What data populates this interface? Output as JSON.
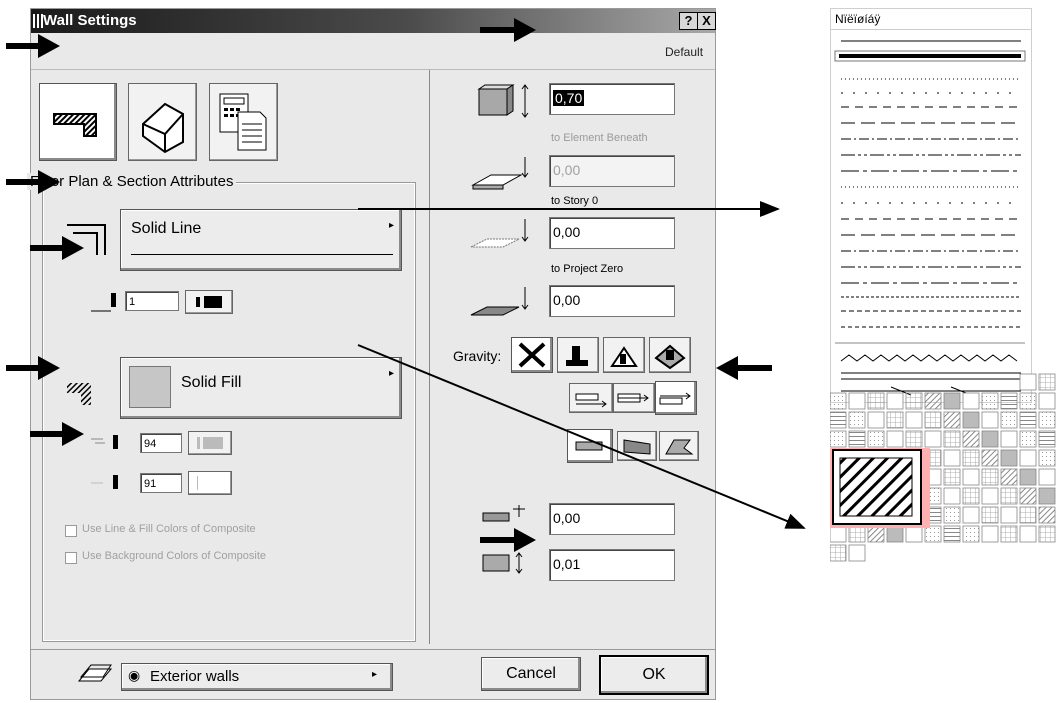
{
  "dialog": {
    "title": "Wall Settings",
    "help_label": "?",
    "close_label": "X",
    "default_label": "Default",
    "section_title": "Floor Plan & Section Attributes",
    "line_type": "Solid Line",
    "line_pen": "1",
    "fill_type": "Solid Fill",
    "fill_pen": "94",
    "bg_pen": "91",
    "check1_label": "Use Line & Fill Colors of Composite",
    "check2_label": "Use Background Colors of Composite",
    "layer_label": "Exterior walls",
    "cancel_label": "Cancel",
    "ok_label": "OK"
  },
  "geometry": {
    "height_value": "0,70",
    "height_note": "to Element Beneath",
    "base_story_value": "0,00",
    "base_story_note": "to Story 0",
    "base_project_value": "0,00",
    "base_project_note": "to Project Zero",
    "sea_value": "0,00",
    "gravity_label": "Gravity:",
    "offset_value": "0,00",
    "thickness_value": "0,01"
  },
  "line_panel": {
    "header": "Nïëïøíáÿ"
  },
  "colors": {
    "title_gradient_start": "#1a1a1a",
    "title_gradient_end": "#a8a8a8",
    "dialog_bg": "#e9e9e9",
    "selection": "#ffb0b0"
  },
  "icons": {
    "arrow": "arrow-right-icon",
    "arrow_left": "arrow-left-icon"
  }
}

##############################

Requirement :: Extract all lines of the records above that include "Solid".

Problem solution ::
    "line_type": "Solid Line",
    "fill_type": "Solid Fill",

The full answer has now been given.